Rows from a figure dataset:
↓

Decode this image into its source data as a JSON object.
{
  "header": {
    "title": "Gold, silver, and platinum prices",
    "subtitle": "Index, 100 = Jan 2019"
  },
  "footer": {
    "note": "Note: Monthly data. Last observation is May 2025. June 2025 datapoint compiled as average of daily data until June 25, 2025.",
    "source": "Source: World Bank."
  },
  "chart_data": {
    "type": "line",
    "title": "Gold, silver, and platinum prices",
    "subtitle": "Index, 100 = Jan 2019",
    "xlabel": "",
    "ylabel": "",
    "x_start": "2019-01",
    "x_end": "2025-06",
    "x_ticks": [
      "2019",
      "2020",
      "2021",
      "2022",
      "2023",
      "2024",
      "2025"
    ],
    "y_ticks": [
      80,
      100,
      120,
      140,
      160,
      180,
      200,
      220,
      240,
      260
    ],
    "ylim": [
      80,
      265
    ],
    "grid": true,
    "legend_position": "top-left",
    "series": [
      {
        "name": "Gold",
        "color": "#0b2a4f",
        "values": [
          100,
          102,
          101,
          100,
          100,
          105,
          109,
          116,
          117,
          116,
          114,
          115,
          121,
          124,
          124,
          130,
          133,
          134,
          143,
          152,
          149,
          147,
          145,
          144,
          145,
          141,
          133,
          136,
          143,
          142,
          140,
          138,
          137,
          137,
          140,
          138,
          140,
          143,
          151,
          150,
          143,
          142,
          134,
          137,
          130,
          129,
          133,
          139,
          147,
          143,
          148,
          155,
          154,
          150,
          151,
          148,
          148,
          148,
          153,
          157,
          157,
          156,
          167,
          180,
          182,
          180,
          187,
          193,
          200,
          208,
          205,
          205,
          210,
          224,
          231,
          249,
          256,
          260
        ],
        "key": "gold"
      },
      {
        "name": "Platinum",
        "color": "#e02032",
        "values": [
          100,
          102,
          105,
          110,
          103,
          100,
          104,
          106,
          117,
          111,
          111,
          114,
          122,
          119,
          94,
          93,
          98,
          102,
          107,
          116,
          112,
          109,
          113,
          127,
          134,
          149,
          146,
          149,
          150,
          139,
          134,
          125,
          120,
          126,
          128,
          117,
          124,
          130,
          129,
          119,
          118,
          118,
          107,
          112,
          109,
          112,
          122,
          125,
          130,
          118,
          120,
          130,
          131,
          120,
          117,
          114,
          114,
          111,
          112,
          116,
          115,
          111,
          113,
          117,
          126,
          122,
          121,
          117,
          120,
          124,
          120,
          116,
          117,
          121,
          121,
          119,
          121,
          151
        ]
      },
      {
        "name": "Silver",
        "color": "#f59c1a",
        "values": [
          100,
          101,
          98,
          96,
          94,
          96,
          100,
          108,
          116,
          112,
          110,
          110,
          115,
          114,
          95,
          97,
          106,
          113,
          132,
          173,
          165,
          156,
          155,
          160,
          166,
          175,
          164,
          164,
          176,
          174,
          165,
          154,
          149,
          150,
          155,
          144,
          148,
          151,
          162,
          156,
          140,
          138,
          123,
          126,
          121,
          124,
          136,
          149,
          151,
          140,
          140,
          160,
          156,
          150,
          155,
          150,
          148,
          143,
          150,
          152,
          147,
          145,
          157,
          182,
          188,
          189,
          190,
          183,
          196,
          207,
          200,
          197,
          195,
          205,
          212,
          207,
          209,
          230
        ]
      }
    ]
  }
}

↑

-- Given task --
Restate all of the entries above precisely.

-- Answer to this problem --
Decode this image into its source data as a JSON object.
{
  "header": {
    "title": "Gold, silver, and platinum prices",
    "subtitle": "Index, 100 = Jan 2019"
  },
  "footer": {
    "note": "Note: Monthly data. Last observation is May 2025. June 2025 datapoint compiled as average of daily data until June 25, 2025.",
    "source": "Source: World Bank."
  },
  "chart_data": {
    "type": "line",
    "title": "Gold, silver, and platinum prices",
    "subtitle": "Index, 100 = Jan 2019",
    "xlabel": "",
    "ylabel": "",
    "x_start": "2019-01",
    "x_end": "2025-06",
    "x_ticks": [
      "2019",
      "2020",
      "2021",
      "2022",
      "2023",
      "2024",
      "2025"
    ],
    "y_ticks": [
      80,
      100,
      120,
      140,
      160,
      180,
      200,
      220,
      240,
      260
    ],
    "ylim": [
      80,
      265
    ],
    "grid": true,
    "legend_position": "top-left",
    "series": [
      {
        "name": "Gold",
        "color": "#0b2a4f",
        "values": [
          100,
          102,
          101,
          100,
          100,
          105,
          109,
          116,
          117,
          116,
          114,
          115,
          121,
          124,
          124,
          130,
          133,
          134,
          143,
          152,
          149,
          147,
          145,
          144,
          145,
          141,
          133,
          136,
          143,
          142,
          140,
          138,
          137,
          137,
          140,
          138,
          140,
          143,
          151,
          150,
          143,
          142,
          134,
          137,
          130,
          129,
          133,
          139,
          147,
          143,
          148,
          155,
          154,
          150,
          151,
          148,
          148,
          148,
          153,
          157,
          157,
          156,
          167,
          180,
          182,
          180,
          187,
          193,
          200,
          208,
          205,
          205,
          210,
          224,
          231,
          249,
          256,
          260
        ],
        "key": "gold"
      },
      {
        "name": "Platinum",
        "color": "#e02032",
        "values": [
          100,
          102,
          105,
          110,
          103,
          100,
          104,
          106,
          117,
          111,
          111,
          114,
          122,
          119,
          94,
          93,
          98,
          102,
          107,
          116,
          112,
          109,
          113,
          127,
          134,
          149,
          146,
          149,
          150,
          139,
          134,
          125,
          120,
          126,
          128,
          117,
          124,
          130,
          129,
          119,
          118,
          118,
          107,
          112,
          109,
          112,
          122,
          125,
          130,
          118,
          120,
          130,
          131,
          120,
          117,
          114,
          114,
          111,
          112,
          116,
          115,
          111,
          113,
          117,
          126,
          122,
          121,
          117,
          120,
          124,
          120,
          116,
          117,
          121,
          121,
          119,
          121,
          151
        ]
      },
      {
        "name": "Silver",
        "color": "#f59c1a",
        "values": [
          100,
          101,
          98,
          96,
          94,
          96,
          100,
          108,
          116,
          112,
          110,
          110,
          115,
          114,
          95,
          97,
          106,
          113,
          132,
          173,
          165,
          156,
          155,
          160,
          166,
          175,
          164,
          164,
          176,
          174,
          165,
          154,
          149,
          150,
          155,
          144,
          148,
          151,
          162,
          156,
          140,
          138,
          123,
          126,
          121,
          124,
          136,
          149,
          151,
          140,
          140,
          160,
          156,
          150,
          155,
          150,
          148,
          143,
          150,
          152,
          147,
          145,
          157,
          182,
          188,
          189,
          190,
          183,
          196,
          207,
          200,
          197,
          195,
          205,
          212,
          207,
          209,
          230
        ]
      }
    ]
  }
}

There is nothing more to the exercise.